DATASET EXTRACT:
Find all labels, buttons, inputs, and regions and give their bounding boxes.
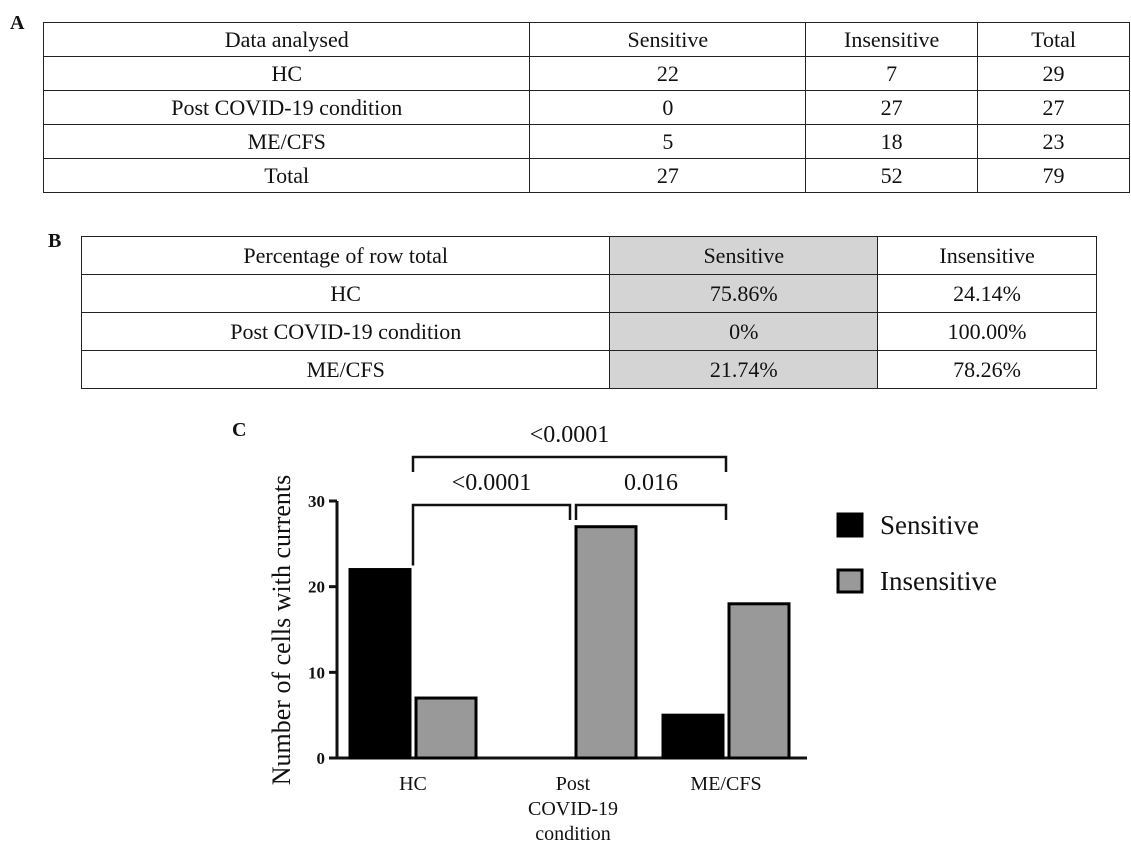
table-header-cell: Total — [977, 22, 1130, 57]
significance-bracket — [411, 503, 572, 566]
table-row: Total 27 52 79 — [42, 158, 1130, 193]
bar — [661, 713, 725, 760]
legend-label: Insensitive — [880, 566, 997, 596]
table-cell: 29 — [977, 56, 1130, 91]
table-cell: 27 — [529, 158, 807, 193]
y-axis-label: Number of cells with currents — [267, 475, 296, 785]
legend-label: Sensitive — [880, 510, 979, 540]
table-cell: Post COVID-19 condition — [42, 90, 531, 125]
significance-label: <0.0001 — [452, 470, 532, 496]
table-header-cell: Data analysed — [42, 22, 531, 57]
table-cell: HC — [80, 274, 611, 313]
table-header-cell: Percentage of row total — [80, 236, 611, 275]
table-header-cell: Sensitive — [529, 22, 807, 57]
table-cell: 0% — [609, 312, 879, 351]
table-row: ME/CFS 21.74% 78.26% — [80, 350, 1097, 389]
table-row: HC 22 7 29 — [42, 56, 1130, 91]
table-cell: 75.86% — [609, 274, 879, 313]
panel-label-c: C — [232, 419, 247, 441]
table-cell: 100.00% — [877, 312, 1097, 351]
table-cell: HC — [42, 56, 531, 91]
panel-label-a: A — [10, 12, 25, 34]
table-cell: 24.14% — [877, 274, 1097, 313]
y-tick-label: 20 — [308, 578, 325, 597]
table-row: Post COVID-19 condition 0% 100.00% — [80, 312, 1097, 351]
significance-bracket — [574, 503, 728, 520]
table-header-row: Percentage of row total Sensitive Insens… — [80, 236, 1097, 275]
significance-label: 0.016 — [624, 470, 678, 496]
table-cell: Post COVID-19 condition — [80, 312, 611, 351]
table-row: Post COVID-19 condition 0 27 27 — [42, 90, 1130, 125]
bar — [414, 696, 478, 760]
table-cell: 18 — [805, 124, 979, 159]
table-cell: ME/CFS — [80, 350, 611, 389]
table-header-cell: Insensitive — [805, 22, 979, 57]
bar — [574, 525, 638, 760]
significance-bracket — [411, 455, 728, 472]
table-cell: Total — [42, 158, 531, 193]
x-tick-label: ME/CFS — [690, 773, 761, 795]
table-cell: 27 — [977, 90, 1130, 125]
legend-swatch — [836, 568, 864, 594]
table-cell: 21.74% — [609, 350, 879, 389]
y-tick-label: 30 — [308, 492, 325, 511]
x-tick-label: Post — [556, 773, 591, 795]
table-header-cell: Sensitive — [609, 236, 879, 275]
table-row: ME/CFS 5 18 23 — [42, 124, 1130, 159]
bar — [727, 602, 791, 760]
table-row: HC 75.86% 24.14% — [80, 274, 1097, 313]
table-cell: 7 — [805, 56, 979, 91]
table-cell: 5 — [529, 124, 807, 159]
x-tick-label: HC — [399, 773, 427, 795]
table-cell: 79 — [977, 158, 1130, 193]
panel-label-b: B — [48, 230, 62, 252]
y-tick-label: 0 — [317, 749, 326, 768]
x-tick-label: condition — [535, 823, 611, 842]
table-header-row: Data analysed Sensitive Insensitive Tota… — [42, 22, 1130, 57]
table-cell: 0 — [529, 90, 807, 125]
bar — [348, 568, 412, 760]
x-tick-label: COVID-19 — [528, 798, 618, 820]
table-cell: 27 — [805, 90, 979, 125]
table-cell: 78.26% — [877, 350, 1097, 389]
percentage-table: Percentage of row total Sensitive Insens… — [80, 236, 1097, 389]
y-tick-label: 10 — [308, 663, 325, 682]
significance-label: <0.0001 — [530, 422, 610, 448]
table-cell: 22 — [529, 56, 807, 91]
table-cell: ME/CFS — [42, 124, 531, 159]
table-header-cell: Insensitive — [877, 236, 1097, 275]
table-cell: 52 — [805, 158, 979, 193]
legend-swatch — [836, 512, 864, 538]
count-table: Data analysed Sensitive Insensitive Tota… — [42, 22, 1130, 193]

TASK OBJECTIVE: The expected answer is a copy of each line in the records that holds the word "analysed".

WRITTEN SOLUTION:
table-header-cell: Data analysed — [42, 22, 531, 57]
table-header-row: Data analysed Sensitive Insensitive Tota… — [42, 22, 1130, 57]
count-table: Data analysed Sensitive Insensitive Tota… — [42, 22, 1130, 193]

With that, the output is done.